» **Required task**: Count the lines in the entries below that contain the string "Game", and reply with only that number.

Layout coordinate data:
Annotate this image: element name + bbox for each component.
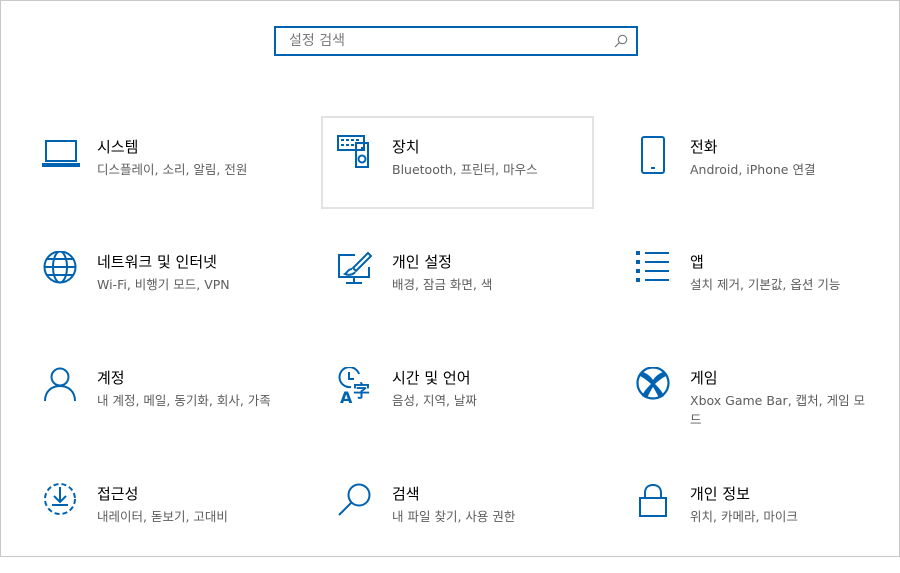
- svg-text:A: A: [340, 388, 353, 407]
- tile-description: 내레이터, 돋보기, 고대비: [97, 509, 228, 524]
- tile-title: 네트워크 및 인터넷: [97, 253, 217, 271]
- tile-description: 위치, 카메라, 마이크: [690, 509, 798, 524]
- xbox-icon: [635, 367, 675, 407]
- tile-accounts[interactable]: 계정 내 계정, 메일, 동기화, 회사, 가족: [40, 365, 312, 457]
- tile-description: Android, iPhone 연결: [690, 162, 816, 177]
- tile-system[interactable]: 시스템 디스플레이, 소리, 알림, 전원: [40, 134, 312, 226]
- tile-description: Bluetooth, 프린터, 마우스: [392, 162, 538, 177]
- tile-description: Wi-Fi, 비행기 모드, VPN: [97, 277, 230, 292]
- tile-title: 접근성: [97, 485, 139, 503]
- tile-description: 내 파일 찾기, 사용 권한: [392, 509, 516, 524]
- tile-phone[interactable]: 전화 Android, iPhone 연결: [633, 134, 883, 226]
- tile-devices[interactable]: 장치 Bluetooth, 프린터, 마우스: [321, 116, 594, 209]
- tile-apps[interactable]: 앱 설치 제거, 기본값, 옵션 기능: [633, 249, 883, 341]
- tile-gaming[interactable]: 게임 Xbox Game Bar, 캡처, 게임 모드: [633, 365, 883, 457]
- search-box[interactable]: [274, 26, 638, 56]
- laptop-icon: [42, 136, 82, 176]
- search-input[interactable]: [276, 28, 606, 54]
- keyboard-speaker-icon: [337, 133, 377, 173]
- tile-search[interactable]: 검색 내 파일 찾기, 사용 권한: [335, 481, 607, 573]
- search-icon[interactable]: [614, 34, 628, 48]
- list-icon: [635, 251, 675, 291]
- ease-of-access-icon: [42, 483, 82, 523]
- tile-description: 배경, 잠금 화면, 색: [392, 277, 493, 292]
- tile-title: 개인 정보: [690, 485, 750, 503]
- tile-time-language[interactable]: A 字 시간 및 언어 음성, 지역, 날짜: [335, 365, 607, 457]
- person-icon: [42, 367, 82, 407]
- tile-description: 설치 제거, 기본값, 옵션 기능: [690, 277, 841, 292]
- lock-icon: [635, 483, 675, 523]
- settings-window: 시스템 디스플레이, 소리, 알림, 전원 장치 Bluetooth, 프린터,…: [0, 0, 900, 557]
- tile-title: 시간 및 언어: [392, 369, 471, 387]
- clock-language-icon: A 字: [337, 367, 377, 407]
- tile-description: 내 계정, 메일, 동기화, 회사, 가족: [97, 393, 271, 408]
- tile-ease-of-access[interactable]: 접근성 내레이터, 돋보기, 고대비: [40, 481, 312, 573]
- tile-title: 전화: [690, 138, 718, 156]
- magnifier-icon: [337, 483, 377, 523]
- svg-text:字: 字: [353, 381, 370, 402]
- tile-network[interactable]: 네트워크 및 인터넷 Wi-Fi, 비행기 모드, VPN: [40, 249, 312, 341]
- phone-icon: [635, 136, 675, 176]
- paint-monitor-icon: [337, 251, 377, 291]
- tile-title: 계정: [97, 369, 125, 387]
- tile-title: 검색: [392, 485, 420, 503]
- tile-title: 장치: [392, 138, 420, 156]
- tile-description: Xbox Game Bar, 캡처, 게임 모드: [690, 393, 866, 427]
- tile-description: 음성, 지역, 날짜: [392, 393, 477, 408]
- tile-title: 게임: [690, 369, 718, 387]
- globe-icon: [42, 251, 82, 291]
- tile-title: 시스템: [97, 138, 139, 156]
- tile-privacy[interactable]: 개인 정보 위치, 카메라, 마이크: [633, 481, 883, 573]
- tile-description: 디스플레이, 소리, 알림, 전원: [97, 162, 248, 177]
- tile-personalization[interactable]: 개인 설정 배경, 잠금 화면, 색: [335, 249, 607, 341]
- tile-title: 앱: [690, 253, 704, 271]
- tile-title: 개인 설정: [392, 253, 452, 271]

» **Answer to the exercise**: 2